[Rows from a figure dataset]
----------

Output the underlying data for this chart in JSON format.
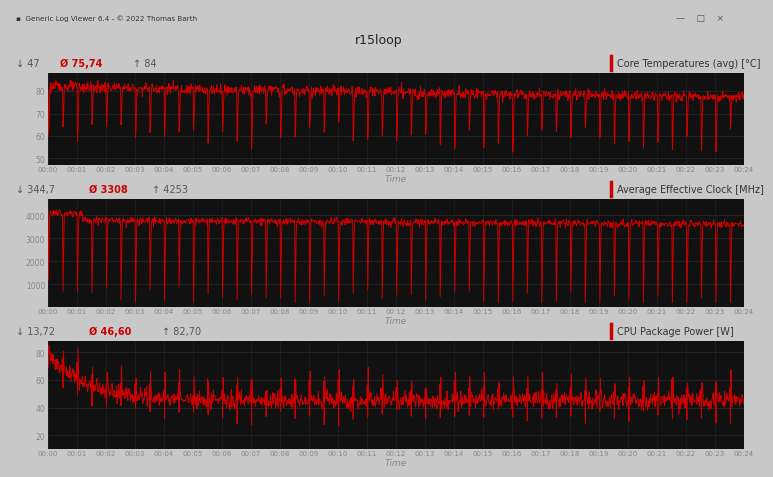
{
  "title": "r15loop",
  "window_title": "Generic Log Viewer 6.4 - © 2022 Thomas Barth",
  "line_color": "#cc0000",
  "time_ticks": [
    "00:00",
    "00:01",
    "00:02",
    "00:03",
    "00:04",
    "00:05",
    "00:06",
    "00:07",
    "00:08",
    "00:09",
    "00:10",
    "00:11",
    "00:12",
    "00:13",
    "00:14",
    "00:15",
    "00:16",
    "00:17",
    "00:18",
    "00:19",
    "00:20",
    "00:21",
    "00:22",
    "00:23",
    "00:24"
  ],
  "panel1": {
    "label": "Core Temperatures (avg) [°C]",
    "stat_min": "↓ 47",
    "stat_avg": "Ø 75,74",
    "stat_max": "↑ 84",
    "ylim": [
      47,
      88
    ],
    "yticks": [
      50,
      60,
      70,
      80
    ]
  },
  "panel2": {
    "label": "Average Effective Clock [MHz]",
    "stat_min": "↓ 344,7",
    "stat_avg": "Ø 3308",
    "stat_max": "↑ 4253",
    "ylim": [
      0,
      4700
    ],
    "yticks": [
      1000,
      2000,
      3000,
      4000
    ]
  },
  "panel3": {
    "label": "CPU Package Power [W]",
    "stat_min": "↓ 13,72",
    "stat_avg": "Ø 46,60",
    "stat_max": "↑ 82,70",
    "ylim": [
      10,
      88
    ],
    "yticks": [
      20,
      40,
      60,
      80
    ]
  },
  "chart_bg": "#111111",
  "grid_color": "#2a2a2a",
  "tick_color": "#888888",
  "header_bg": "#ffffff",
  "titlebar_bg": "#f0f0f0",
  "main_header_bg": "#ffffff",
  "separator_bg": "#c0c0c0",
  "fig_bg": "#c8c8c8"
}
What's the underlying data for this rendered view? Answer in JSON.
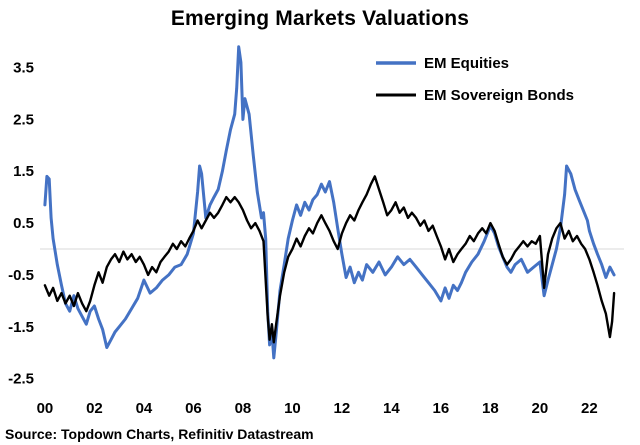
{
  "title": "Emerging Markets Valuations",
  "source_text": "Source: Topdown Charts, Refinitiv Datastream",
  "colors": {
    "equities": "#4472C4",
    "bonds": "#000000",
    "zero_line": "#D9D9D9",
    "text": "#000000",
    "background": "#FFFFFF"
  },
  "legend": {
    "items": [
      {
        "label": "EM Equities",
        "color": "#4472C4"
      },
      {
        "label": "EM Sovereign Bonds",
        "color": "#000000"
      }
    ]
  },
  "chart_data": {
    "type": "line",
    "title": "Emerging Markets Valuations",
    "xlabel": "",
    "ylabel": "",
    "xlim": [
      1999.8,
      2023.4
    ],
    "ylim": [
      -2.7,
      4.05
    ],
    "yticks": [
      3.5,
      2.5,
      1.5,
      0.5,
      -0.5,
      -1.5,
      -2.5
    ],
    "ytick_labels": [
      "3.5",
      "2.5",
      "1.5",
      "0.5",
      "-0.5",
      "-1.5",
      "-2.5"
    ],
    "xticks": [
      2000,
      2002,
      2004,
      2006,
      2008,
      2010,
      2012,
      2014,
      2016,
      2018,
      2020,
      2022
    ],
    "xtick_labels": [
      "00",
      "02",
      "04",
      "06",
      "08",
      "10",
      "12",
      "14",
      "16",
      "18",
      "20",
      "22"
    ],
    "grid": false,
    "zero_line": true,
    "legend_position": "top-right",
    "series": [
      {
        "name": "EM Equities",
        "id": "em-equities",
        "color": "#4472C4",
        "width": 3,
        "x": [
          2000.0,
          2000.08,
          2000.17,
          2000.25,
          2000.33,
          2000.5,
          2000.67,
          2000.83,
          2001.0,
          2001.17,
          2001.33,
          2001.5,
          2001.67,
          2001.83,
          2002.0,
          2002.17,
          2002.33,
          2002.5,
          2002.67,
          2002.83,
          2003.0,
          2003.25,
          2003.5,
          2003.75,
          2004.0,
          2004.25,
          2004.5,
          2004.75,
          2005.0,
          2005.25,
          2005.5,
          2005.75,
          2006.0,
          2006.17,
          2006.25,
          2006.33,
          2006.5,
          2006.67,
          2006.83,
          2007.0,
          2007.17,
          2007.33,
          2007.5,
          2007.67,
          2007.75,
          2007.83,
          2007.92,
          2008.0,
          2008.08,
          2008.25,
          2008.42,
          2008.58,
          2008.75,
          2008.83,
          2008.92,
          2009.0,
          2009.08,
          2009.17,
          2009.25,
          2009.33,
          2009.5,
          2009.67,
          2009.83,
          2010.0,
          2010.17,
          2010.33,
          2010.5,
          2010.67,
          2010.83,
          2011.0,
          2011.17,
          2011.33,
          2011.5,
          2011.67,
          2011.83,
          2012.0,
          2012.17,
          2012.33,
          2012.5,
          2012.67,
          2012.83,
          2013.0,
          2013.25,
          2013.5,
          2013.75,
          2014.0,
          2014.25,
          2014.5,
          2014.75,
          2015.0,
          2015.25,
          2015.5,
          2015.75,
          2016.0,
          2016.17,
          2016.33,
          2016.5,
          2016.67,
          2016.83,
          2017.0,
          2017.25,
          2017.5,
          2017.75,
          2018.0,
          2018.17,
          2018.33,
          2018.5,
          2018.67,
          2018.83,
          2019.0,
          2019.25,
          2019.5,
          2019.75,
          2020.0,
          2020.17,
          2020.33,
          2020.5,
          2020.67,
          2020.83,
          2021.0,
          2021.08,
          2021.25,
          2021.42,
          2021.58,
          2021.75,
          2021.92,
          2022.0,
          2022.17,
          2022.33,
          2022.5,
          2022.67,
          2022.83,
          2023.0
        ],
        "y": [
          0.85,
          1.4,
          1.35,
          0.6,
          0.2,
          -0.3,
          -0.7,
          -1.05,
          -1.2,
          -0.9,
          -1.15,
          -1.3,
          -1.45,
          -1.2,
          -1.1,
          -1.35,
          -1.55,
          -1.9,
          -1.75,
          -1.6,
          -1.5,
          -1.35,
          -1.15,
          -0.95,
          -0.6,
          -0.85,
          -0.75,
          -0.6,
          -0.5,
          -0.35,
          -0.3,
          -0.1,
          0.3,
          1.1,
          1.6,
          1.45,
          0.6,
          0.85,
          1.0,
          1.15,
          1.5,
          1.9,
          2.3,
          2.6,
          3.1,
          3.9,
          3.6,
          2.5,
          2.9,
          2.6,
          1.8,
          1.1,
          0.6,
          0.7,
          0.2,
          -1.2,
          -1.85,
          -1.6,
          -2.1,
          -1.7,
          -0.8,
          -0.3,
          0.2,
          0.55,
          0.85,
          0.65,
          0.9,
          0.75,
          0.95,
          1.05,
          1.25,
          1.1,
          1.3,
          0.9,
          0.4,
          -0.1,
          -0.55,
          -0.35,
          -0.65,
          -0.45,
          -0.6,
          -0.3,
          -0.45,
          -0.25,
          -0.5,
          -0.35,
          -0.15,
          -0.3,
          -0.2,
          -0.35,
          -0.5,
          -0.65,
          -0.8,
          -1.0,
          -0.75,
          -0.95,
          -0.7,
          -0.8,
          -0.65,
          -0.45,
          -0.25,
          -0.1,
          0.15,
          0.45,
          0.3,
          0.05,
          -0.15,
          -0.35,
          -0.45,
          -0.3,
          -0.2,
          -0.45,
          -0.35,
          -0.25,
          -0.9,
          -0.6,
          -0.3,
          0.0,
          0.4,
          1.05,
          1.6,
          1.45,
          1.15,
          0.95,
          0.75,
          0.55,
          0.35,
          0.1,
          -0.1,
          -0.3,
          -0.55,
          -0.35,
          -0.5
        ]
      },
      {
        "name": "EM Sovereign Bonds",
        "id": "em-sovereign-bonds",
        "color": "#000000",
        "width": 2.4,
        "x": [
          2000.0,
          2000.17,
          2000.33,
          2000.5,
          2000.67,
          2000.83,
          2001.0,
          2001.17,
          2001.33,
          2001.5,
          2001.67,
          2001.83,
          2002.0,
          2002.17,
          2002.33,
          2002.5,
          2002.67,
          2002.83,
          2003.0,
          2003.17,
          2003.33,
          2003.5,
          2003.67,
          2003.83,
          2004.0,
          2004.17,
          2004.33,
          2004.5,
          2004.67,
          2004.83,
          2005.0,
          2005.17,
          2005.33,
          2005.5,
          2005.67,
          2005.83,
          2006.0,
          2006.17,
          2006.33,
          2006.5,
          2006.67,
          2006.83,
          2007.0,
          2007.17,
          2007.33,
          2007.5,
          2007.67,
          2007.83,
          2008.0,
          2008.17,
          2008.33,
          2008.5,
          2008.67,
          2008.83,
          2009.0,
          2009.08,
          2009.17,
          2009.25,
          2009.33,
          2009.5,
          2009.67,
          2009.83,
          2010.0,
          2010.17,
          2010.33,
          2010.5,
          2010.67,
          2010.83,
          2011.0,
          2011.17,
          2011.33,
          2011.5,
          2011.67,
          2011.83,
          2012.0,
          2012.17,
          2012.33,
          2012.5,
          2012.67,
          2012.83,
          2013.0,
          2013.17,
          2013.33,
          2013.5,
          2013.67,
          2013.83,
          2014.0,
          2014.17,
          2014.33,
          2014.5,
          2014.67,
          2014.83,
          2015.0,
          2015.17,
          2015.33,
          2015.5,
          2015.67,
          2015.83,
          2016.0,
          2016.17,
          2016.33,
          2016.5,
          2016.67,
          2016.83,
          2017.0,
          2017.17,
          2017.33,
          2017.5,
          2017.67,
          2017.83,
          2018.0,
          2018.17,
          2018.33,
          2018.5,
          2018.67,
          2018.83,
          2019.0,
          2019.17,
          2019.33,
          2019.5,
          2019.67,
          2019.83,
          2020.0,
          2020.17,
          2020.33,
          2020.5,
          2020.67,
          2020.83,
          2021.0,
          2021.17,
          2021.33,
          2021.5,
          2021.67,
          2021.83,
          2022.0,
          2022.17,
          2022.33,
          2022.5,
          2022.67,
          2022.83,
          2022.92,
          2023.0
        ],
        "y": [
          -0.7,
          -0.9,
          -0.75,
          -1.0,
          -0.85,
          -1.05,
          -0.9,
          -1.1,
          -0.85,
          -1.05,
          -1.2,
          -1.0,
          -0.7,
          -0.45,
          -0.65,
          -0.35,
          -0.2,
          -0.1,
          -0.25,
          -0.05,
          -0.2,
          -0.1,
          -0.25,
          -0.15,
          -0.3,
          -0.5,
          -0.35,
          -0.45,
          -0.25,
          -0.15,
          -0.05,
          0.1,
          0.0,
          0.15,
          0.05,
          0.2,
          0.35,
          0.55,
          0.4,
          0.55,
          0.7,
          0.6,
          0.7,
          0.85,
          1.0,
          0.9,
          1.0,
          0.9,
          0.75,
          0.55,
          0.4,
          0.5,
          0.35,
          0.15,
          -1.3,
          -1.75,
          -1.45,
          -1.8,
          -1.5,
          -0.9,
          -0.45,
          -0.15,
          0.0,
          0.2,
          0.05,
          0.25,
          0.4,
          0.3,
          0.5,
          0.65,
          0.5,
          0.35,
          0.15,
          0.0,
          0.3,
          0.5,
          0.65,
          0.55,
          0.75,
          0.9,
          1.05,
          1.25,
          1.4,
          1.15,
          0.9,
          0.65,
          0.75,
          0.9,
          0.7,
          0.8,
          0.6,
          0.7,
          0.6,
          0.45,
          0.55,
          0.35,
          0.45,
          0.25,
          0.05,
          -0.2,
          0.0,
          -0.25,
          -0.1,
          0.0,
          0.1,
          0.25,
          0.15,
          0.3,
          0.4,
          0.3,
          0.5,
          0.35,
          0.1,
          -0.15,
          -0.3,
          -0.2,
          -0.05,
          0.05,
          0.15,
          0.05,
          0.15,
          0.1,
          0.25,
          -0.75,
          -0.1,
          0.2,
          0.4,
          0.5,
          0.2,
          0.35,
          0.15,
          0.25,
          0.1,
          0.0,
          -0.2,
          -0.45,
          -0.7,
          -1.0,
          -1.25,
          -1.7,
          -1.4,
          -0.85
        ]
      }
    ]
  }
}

----------

■ Request ■
Find the lines holding "Emerging" and list every one.

■ Reply to the task ■
  "title": "Emerging Markets Valuations",
    "title": "Emerging Markets Valuations",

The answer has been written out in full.